> _Activity_
Search the data for the word "gäller" and copy every line that contains it.

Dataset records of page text
________________________________________
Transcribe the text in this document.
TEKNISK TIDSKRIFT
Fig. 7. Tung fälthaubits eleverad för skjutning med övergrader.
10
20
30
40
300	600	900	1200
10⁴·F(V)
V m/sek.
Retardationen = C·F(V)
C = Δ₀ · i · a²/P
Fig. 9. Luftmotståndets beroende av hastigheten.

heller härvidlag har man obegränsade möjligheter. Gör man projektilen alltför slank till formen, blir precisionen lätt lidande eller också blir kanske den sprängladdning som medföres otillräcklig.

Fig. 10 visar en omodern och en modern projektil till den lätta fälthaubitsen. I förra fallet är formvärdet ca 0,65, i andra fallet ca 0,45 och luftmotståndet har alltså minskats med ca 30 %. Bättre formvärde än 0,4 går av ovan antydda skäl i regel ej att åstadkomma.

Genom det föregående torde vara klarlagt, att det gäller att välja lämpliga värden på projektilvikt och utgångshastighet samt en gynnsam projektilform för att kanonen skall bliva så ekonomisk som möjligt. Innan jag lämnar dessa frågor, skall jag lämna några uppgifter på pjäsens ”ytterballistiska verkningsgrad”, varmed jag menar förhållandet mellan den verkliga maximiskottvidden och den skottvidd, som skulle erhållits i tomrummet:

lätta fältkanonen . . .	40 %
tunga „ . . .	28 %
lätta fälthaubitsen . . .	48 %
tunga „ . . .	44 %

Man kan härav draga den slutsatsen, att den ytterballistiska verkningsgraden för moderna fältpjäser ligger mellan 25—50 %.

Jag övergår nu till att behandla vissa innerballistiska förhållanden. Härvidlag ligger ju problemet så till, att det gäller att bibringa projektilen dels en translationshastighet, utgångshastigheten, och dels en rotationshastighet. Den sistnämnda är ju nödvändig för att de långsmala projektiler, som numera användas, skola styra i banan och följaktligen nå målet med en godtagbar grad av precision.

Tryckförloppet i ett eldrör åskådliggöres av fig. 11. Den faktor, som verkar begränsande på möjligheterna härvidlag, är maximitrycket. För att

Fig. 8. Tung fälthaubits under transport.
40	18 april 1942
________________________________________
> _Result of this task_
Genom det föregående torde vara klarlagt, att det gäller att välja lämpliga värden på projektilvikt och utgångshastighet samt en gynnsam projektilform för att kanonen skall bliva så ekonomisk som möjligt. Innan jag lämnar dessa frågor, skall jag lämna några uppgifter på pjäsens ”ytterballistiska verkningsgrad”, varmed jag menar förhållandet mellan den verkliga maximiskottvidden och den skottvidd, som skulle erhållits i tomrummet:
Jag övergår nu till att behandla vissa innerballistiska förhållanden. Härvidlag ligger ju problemet så till, att det gäller att bibringa projektilen dels en translationshastighet, utgångshastigheten, och dels en rotationshastighet. Den sistnämnda är ju nödvändig för att de långsmala projektiler, som numera användas, skola styra i banan och följaktligen nå målet med en godtagbar grad av precision.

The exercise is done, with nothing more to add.